Document section =
-----
As a producer, I know that often you have to have the right
person for the job. But, on the other hand, someone's attempts
to create something that lies beyond the scope of their skills
can, often, produce a unique result. In my case, however,
'unique' and 'remotely listenable' were not identical, so
I gave it up as a bad job. Pelle charmingly says that he found
my efforts, when I was doing guide vocals for him, completely
decipherable, but he is lying through his teeth. I used to
sing a bit in Radio Stars, and indeed one of my great frustrations
in that band was that my guide vocals, which were intended
as a point of departure for the vocalist, were never developed
any further, despite my best efforts as producer of the thing,
and this was down to the limitations of the singer.
Par contre, it was and is a complete joy working with Pelle...
I explained my philosophy to him and he just performed in
a way that fills me with complete joy and admiration, it's
like (to coin a phrase) seeing a musician play so well that
you start to laugh, in a kind of state of disbelief. Plus
a large part of the vocals were recorded under extreme duress
in my studio in Berlin, which is in my apartment, with frequent
interruptions for the Hun on the Stair, who would bang on
the door at appropriate moments and bellow in Teutonic rage
as Pelle was shrieking 'Baboon!' again. What was his problem,
that's what we wanted to know... Then we watched an old Radio
Stars video (normally I would do no such thing, but there
were guests..) and that was the final straw! Crash!! again
at the door - «And now you're playing PUNK music!»
-----
Tasks to carry out =
**a.** In the recording account, where was a large part of the vocals recorded?
**b.** Please translate this sentence from the recording account into Spanish: "But, on the other hand, someone's attempts to create something that lies beyond the scope of their skills can, often, produce a unique result."
-----
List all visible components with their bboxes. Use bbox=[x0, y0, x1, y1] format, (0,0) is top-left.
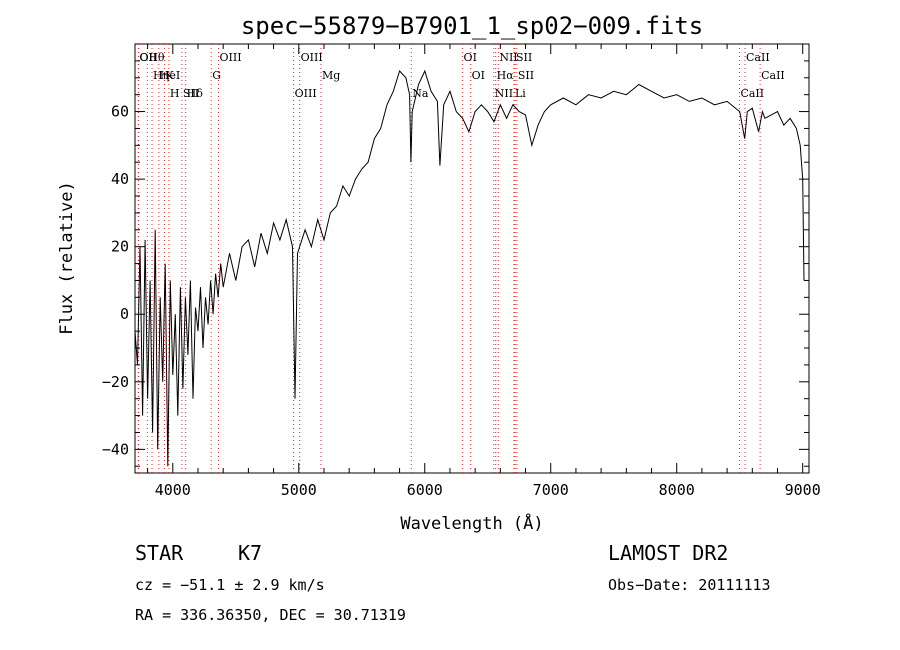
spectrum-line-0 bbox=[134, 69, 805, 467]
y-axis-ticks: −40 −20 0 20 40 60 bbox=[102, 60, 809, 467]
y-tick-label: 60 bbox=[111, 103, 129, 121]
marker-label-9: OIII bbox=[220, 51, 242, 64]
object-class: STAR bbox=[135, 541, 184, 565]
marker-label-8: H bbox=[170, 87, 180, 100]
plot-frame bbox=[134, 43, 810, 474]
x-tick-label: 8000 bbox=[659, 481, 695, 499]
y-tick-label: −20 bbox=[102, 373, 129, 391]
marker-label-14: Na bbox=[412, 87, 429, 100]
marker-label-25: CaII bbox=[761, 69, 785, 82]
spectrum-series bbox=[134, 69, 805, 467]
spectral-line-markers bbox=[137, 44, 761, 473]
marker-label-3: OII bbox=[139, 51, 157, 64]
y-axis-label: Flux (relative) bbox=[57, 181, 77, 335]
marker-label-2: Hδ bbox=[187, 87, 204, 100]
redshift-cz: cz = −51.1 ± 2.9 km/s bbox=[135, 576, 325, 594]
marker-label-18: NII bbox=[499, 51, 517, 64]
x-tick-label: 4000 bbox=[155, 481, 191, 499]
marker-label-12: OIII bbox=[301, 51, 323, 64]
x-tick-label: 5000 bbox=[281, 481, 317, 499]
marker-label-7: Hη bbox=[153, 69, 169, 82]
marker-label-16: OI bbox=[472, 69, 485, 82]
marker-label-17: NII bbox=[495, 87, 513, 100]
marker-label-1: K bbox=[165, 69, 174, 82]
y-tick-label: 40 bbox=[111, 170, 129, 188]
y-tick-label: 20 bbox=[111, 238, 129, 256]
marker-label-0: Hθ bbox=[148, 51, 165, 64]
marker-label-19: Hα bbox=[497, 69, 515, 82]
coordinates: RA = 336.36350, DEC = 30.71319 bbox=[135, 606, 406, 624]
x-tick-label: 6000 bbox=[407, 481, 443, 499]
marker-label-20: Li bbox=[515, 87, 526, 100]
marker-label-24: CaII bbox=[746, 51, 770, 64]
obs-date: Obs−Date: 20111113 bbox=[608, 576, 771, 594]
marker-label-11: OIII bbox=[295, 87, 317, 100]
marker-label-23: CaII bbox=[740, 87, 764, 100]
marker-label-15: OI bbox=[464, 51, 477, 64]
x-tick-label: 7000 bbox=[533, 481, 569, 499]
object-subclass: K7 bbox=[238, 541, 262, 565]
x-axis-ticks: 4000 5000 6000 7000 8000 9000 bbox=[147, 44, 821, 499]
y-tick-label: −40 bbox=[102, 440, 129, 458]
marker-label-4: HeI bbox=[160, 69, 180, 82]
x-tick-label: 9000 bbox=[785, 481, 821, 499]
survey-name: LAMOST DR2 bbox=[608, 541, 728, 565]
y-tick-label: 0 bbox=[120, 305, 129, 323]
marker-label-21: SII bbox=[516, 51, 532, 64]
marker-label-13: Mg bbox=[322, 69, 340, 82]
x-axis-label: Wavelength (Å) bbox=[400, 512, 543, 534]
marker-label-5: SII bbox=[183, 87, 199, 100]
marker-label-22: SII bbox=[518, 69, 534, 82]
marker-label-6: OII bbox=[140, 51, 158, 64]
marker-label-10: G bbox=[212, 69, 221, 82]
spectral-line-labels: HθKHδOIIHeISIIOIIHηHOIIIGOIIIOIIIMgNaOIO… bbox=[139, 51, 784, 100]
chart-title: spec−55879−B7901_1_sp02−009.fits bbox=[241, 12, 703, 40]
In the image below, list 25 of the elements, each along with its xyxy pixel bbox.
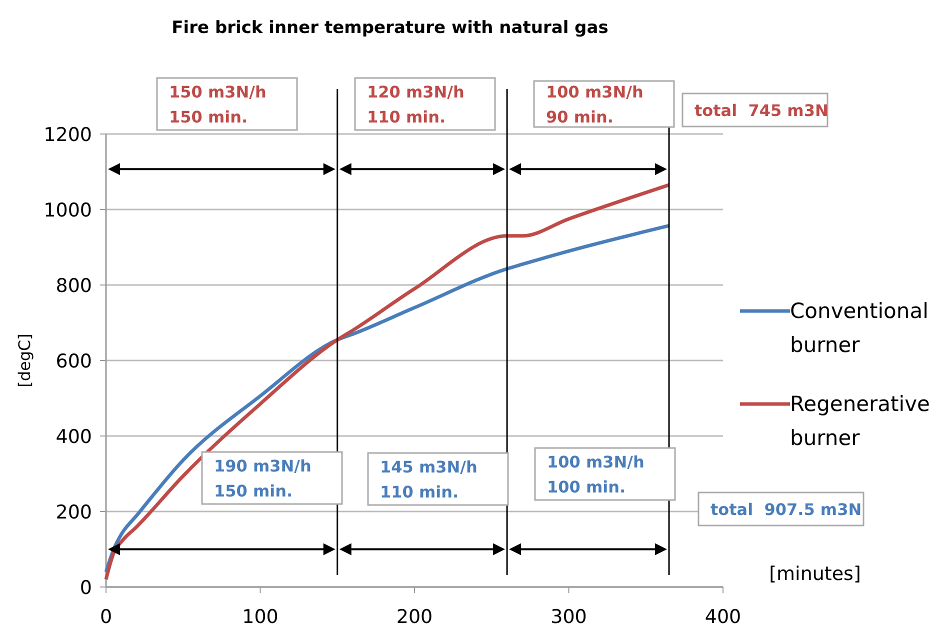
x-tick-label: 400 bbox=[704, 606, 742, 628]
-----
Response list =
**a.** In the narrator's studio in Berlin, which is in the narrator's apartment.

**b.** Pero, por otro lado, los intentos de alguien por crear algo que está más allá del alcance de sus habilidades pueden, a menudo, producir un resultado único.